(Records about charts and figures)
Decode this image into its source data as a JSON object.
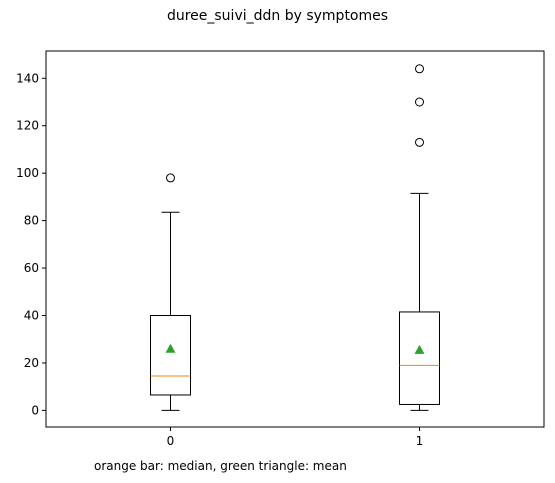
{
  "chart_data": {
    "type": "box",
    "title": "duree_suivi_ddn by symptomes",
    "xlabel": "",
    "ylabel": "",
    "note": "orange bar: median, green triangle: mean",
    "categories": [
      "0",
      "1"
    ],
    "ylim": [
      -7,
      151.5
    ],
    "yticks": [
      0,
      20,
      40,
      60,
      80,
      100,
      120,
      140
    ],
    "boxes": [
      {
        "category": "0",
        "whisker_low": 0,
        "q1": 6.5,
        "median": 14.5,
        "q3": 40,
        "whisker_high": 83.5,
        "mean": 26,
        "outliers": [
          98
        ]
      },
      {
        "category": "1",
        "whisker_low": 0,
        "q1": 2.5,
        "median": 19,
        "q3": 41.5,
        "whisker_high": 91.5,
        "mean": 25.5,
        "outliers": [
          113,
          130,
          144
        ]
      }
    ],
    "colors": {
      "median": "#ff7f0e",
      "mean": "#2ca02c",
      "box": "#000000"
    },
    "grid": false
  }
}
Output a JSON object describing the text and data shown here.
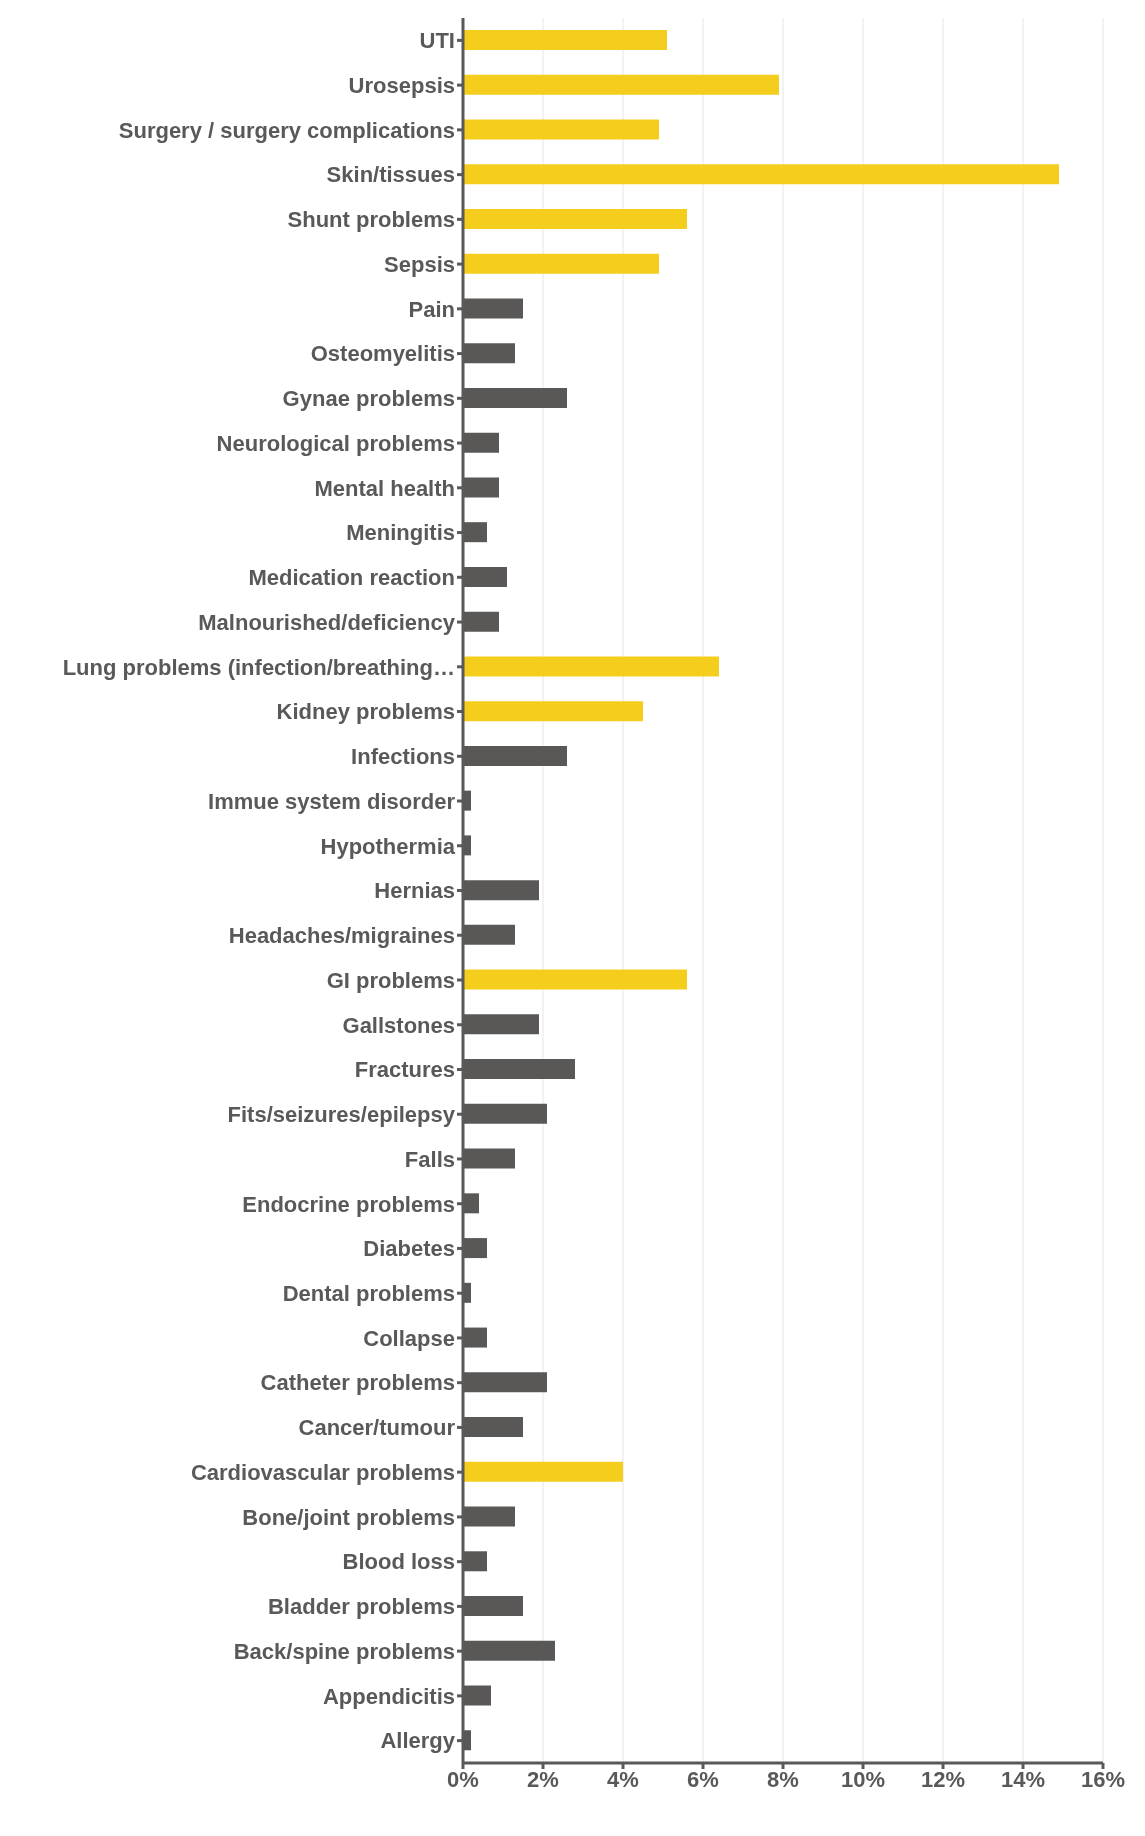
{
  "chart_data": {
    "type": "bar",
    "orientation": "horizontal",
    "categories": [
      "UTI",
      "Urosepsis",
      "Surgery / surgery complications",
      "Skin/tissues",
      "Shunt problems",
      "Sepsis",
      "Pain",
      "Osteomyelitis",
      "Gynae problems",
      "Neurological problems",
      "Mental health",
      "Meningitis",
      "Medication reaction",
      "Malnourished/deficiency",
      "Lung problems (infection/breathing…",
      "Kidney problems",
      "Infections",
      "Immue system disorder",
      "Hypothermia",
      "Hernias",
      "Headaches/migraines",
      "GI problems",
      "Gallstones",
      "Fractures",
      "Fits/seizures/epilepsy",
      "Falls",
      "Endocrine problems",
      "Diabetes",
      "Dental problems",
      "Collapse",
      "Catheter problems",
      "Cancer/tumour",
      "Cardiovascular problems",
      "Bone/joint problems",
      "Blood loss",
      "Bladder problems",
      "Back/spine problems",
      "Appendicitis",
      "Allergy"
    ],
    "values": [
      5.1,
      7.9,
      4.9,
      14.9,
      5.6,
      4.9,
      1.5,
      1.3,
      2.6,
      0.9,
      0.9,
      0.6,
      1.1,
      0.9,
      6.4,
      4.5,
      2.6,
      0.2,
      0.2,
      1.9,
      1.3,
      5.6,
      1.9,
      2.8,
      2.1,
      1.3,
      0.4,
      0.6,
      0.2,
      0.6,
      2.1,
      1.5,
      4.0,
      1.3,
      0.6,
      1.5,
      2.3,
      0.7,
      0.2
    ],
    "colors": [
      "#f5cd1d",
      "#f5cd1d",
      "#f5cd1d",
      "#f5cd1d",
      "#f5cd1d",
      "#f5cd1d",
      "#5a5856",
      "#5a5856",
      "#5a5856",
      "#5a5856",
      "#5a5856",
      "#5a5856",
      "#5a5856",
      "#5a5856",
      "#f5cd1d",
      "#f5cd1d",
      "#5a5856",
      "#5a5856",
      "#5a5856",
      "#5a5856",
      "#5a5856",
      "#f5cd1d",
      "#5a5856",
      "#5a5856",
      "#5a5856",
      "#5a5856",
      "#5a5856",
      "#5a5856",
      "#5a5856",
      "#5a5856",
      "#5a5856",
      "#5a5856",
      "#f5cd1d",
      "#5a5856",
      "#5a5856",
      "#5a5856",
      "#5a5856",
      "#5a5856",
      "#5a5856"
    ],
    "xlim": [
      0,
      16
    ],
    "xticks": [
      {
        "value": 0,
        "label": "0%"
      },
      {
        "value": 2,
        "label": "2%"
      },
      {
        "value": 4,
        "label": "4%"
      },
      {
        "value": 6,
        "label": "6%"
      },
      {
        "value": 8,
        "label": "8%"
      },
      {
        "value": 10,
        "label": "10%"
      },
      {
        "value": 12,
        "label": "12%"
      },
      {
        "value": 14,
        "label": "14%"
      },
      {
        "value": 16,
        "label": "16%"
      }
    ],
    "grid": "x"
  }
}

→ **Problem to work on**: Write out the data precisely as given, excluding the pictures.

→ **Full solution**:
Decode this image into its source data as a JSON object.
{
  "chart_data": {
    "type": "box",
    "title": "duree_suivi_ddn by symptomes",
    "xlabel": "",
    "ylabel": "",
    "note": "orange bar: median, green triangle: mean",
    "categories": [
      "0",
      "1"
    ],
    "ylim": [
      -7,
      151.5
    ],
    "yticks": [
      0,
      20,
      40,
      60,
      80,
      100,
      120,
      140
    ],
    "boxes": [
      {
        "category": "0",
        "whisker_low": 0,
        "q1": 6.5,
        "median": 14.5,
        "q3": 40,
        "whisker_high": 83.5,
        "mean": 26,
        "outliers": [
          98
        ]
      },
      {
        "category": "1",
        "whisker_low": 0,
        "q1": 2.5,
        "median": 19,
        "q3": 41.5,
        "whisker_high": 91.5,
        "mean": 25.5,
        "outliers": [
          113,
          130,
          144
        ]
      }
    ],
    "colors": {
      "median": "#ff7f0e",
      "mean": "#2ca02c",
      "box": "#000000"
    },
    "grid": false
  }
}
Output a JSON object describing the text and data shown here.
{
  "chart_data": {
    "type": "bar",
    "orientation": "horizontal",
    "categories": [
      "UTI",
      "Urosepsis",
      "Surgery / surgery complications",
      "Skin/tissues",
      "Shunt problems",
      "Sepsis",
      "Pain",
      "Osteomyelitis",
      "Gynae problems",
      "Neurological problems",
      "Mental health",
      "Meningitis",
      "Medication reaction",
      "Malnourished/deficiency",
      "Lung problems (infection/breathing…",
      "Kidney problems",
      "Infections",
      "Immue system disorder",
      "Hypothermia",
      "Hernias",
      "Headaches/migraines",
      "GI problems",
      "Gallstones",
      "Fractures",
      "Fits/seizures/epilepsy",
      "Falls",
      "Endocrine problems",
      "Diabetes",
      "Dental problems",
      "Collapse",
      "Catheter problems",
      "Cancer/tumour",
      "Cardiovascular problems",
      "Bone/joint problems",
      "Blood loss",
      "Bladder problems",
      "Back/spine problems",
      "Appendicitis",
      "Allergy"
    ],
    "values": [
      5.1,
      7.9,
      4.9,
      14.9,
      5.6,
      4.9,
      1.5,
      1.3,
      2.6,
      0.9,
      0.9,
      0.6,
      1.1,
      0.9,
      6.4,
      4.5,
      2.6,
      0.2,
      0.2,
      1.9,
      1.3,
      5.6,
      1.9,
      2.8,
      2.1,
      1.3,
      0.4,
      0.6,
      0.2,
      0.6,
      2.1,
      1.5,
      4.0,
      1.3,
      0.6,
      1.5,
      2.3,
      0.7,
      0.2
    ],
    "colors": [
      "#f5cd1d",
      "#f5cd1d",
      "#f5cd1d",
      "#f5cd1d",
      "#f5cd1d",
      "#f5cd1d",
      "#5a5856",
      "#5a5856",
      "#5a5856",
      "#5a5856",
      "#5a5856",
      "#5a5856",
      "#5a5856",
      "#5a5856",
      "#f5cd1d",
      "#f5cd1d",
      "#5a5856",
      "#5a5856",
      "#5a5856",
      "#5a5856",
      "#5a5856",
      "#f5cd1d",
      "#5a5856",
      "#5a5856",
      "#5a5856",
      "#5a5856",
      "#5a5856",
      "#5a5856",
      "#5a5856",
      "#5a5856",
      "#5a5856",
      "#5a5856",
      "#f5cd1d",
      "#5a5856",
      "#5a5856",
      "#5a5856",
      "#5a5856",
      "#5a5856",
      "#5a5856"
    ],
    "xlim": [
      0,
      16
    ],
    "xticks": [
      {
        "value": 0,
        "label": "0%"
      },
      {
        "value": 2,
        "label": "2%"
      },
      {
        "value": 4,
        "label": "4%"
      },
      {
        "value": 6,
        "label": "6%"
      },
      {
        "value": 8,
        "label": "8%"
      },
      {
        "value": 10,
        "label": "10%"
      },
      {
        "value": 12,
        "label": "12%"
      },
      {
        "value": 14,
        "label": "14%"
      },
      {
        "value": 16,
        "label": "16%"
      }
    ],
    "grid": "x"
  }
}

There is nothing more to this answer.